Goal:
Gather all lines with "result" from the records.

Part of a data file:
________________________________________

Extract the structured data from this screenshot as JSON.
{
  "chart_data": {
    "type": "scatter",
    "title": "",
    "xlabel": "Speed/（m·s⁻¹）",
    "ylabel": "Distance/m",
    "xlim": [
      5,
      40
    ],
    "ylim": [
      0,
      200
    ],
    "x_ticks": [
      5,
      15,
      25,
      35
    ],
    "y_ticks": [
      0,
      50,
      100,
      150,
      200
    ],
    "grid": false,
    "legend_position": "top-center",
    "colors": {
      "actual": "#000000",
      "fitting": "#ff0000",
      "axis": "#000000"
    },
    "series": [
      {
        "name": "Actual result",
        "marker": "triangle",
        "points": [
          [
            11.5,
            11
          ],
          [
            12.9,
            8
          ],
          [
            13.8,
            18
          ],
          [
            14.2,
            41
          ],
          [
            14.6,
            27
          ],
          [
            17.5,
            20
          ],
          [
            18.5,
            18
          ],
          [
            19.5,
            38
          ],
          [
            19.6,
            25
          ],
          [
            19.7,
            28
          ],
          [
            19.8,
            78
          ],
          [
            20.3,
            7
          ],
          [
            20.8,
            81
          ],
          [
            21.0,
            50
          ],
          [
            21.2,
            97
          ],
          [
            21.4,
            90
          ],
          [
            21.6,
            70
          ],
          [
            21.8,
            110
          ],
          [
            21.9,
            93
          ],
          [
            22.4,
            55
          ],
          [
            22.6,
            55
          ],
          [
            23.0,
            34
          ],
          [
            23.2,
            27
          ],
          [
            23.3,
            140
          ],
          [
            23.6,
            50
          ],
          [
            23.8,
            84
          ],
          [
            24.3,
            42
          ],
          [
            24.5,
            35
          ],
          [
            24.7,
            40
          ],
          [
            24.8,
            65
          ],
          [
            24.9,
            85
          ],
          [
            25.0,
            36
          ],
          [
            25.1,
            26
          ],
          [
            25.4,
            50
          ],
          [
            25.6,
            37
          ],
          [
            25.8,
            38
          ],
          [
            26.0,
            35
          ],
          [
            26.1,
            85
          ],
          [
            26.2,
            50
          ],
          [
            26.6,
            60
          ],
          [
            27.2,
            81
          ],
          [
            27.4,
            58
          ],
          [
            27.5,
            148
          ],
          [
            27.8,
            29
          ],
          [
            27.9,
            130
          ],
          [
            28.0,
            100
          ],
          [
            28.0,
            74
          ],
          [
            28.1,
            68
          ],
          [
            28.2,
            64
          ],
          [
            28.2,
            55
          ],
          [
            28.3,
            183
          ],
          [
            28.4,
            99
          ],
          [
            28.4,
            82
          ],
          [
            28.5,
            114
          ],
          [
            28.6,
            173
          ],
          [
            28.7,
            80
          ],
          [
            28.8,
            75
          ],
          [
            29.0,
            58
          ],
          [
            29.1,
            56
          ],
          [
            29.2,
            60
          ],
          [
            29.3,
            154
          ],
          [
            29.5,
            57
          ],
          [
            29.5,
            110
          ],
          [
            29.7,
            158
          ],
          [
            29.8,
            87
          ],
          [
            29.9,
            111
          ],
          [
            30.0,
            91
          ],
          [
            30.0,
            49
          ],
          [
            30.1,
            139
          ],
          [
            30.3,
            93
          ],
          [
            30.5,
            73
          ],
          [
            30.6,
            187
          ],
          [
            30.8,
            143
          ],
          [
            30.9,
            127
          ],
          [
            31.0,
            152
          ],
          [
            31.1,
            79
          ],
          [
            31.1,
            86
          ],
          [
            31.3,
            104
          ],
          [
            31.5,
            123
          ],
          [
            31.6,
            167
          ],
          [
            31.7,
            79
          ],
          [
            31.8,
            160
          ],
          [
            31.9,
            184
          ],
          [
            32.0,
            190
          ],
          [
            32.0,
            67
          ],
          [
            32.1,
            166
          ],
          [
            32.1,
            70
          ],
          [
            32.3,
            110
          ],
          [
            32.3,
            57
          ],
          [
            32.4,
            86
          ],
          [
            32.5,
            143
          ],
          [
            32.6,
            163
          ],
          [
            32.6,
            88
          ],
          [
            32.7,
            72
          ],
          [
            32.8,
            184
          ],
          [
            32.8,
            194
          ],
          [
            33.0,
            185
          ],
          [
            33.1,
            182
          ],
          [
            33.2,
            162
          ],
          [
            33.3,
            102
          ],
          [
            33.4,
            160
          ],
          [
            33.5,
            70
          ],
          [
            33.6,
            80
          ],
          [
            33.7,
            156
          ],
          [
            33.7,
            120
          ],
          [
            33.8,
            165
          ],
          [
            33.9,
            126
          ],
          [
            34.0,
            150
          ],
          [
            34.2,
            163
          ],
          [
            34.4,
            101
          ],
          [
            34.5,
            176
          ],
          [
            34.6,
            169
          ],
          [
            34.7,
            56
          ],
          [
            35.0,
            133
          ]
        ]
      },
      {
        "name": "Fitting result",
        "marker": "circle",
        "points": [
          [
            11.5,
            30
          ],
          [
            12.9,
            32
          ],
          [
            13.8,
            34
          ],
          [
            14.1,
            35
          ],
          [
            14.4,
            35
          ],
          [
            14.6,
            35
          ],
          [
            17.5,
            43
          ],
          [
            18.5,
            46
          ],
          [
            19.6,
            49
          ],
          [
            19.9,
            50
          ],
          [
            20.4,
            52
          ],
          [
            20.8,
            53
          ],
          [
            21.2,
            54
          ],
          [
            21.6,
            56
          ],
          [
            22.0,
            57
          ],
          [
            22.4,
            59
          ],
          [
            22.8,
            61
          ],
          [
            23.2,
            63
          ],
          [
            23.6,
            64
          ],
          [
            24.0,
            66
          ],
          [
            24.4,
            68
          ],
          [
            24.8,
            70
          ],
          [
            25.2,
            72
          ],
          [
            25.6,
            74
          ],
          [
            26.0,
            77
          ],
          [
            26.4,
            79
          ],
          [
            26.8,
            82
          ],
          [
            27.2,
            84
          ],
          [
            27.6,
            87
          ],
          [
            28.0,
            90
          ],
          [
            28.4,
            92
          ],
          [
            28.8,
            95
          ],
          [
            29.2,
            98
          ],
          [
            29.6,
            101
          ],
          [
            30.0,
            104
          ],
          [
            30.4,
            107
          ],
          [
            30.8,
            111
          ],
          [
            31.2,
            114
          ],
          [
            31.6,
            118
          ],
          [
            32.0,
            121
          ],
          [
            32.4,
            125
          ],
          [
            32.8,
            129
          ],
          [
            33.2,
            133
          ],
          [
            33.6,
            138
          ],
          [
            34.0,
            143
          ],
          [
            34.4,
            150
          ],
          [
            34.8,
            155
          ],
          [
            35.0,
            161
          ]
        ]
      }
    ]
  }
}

________________________________________

Exercise response:
        "name": "Actual result",
        "name": "Fitting result",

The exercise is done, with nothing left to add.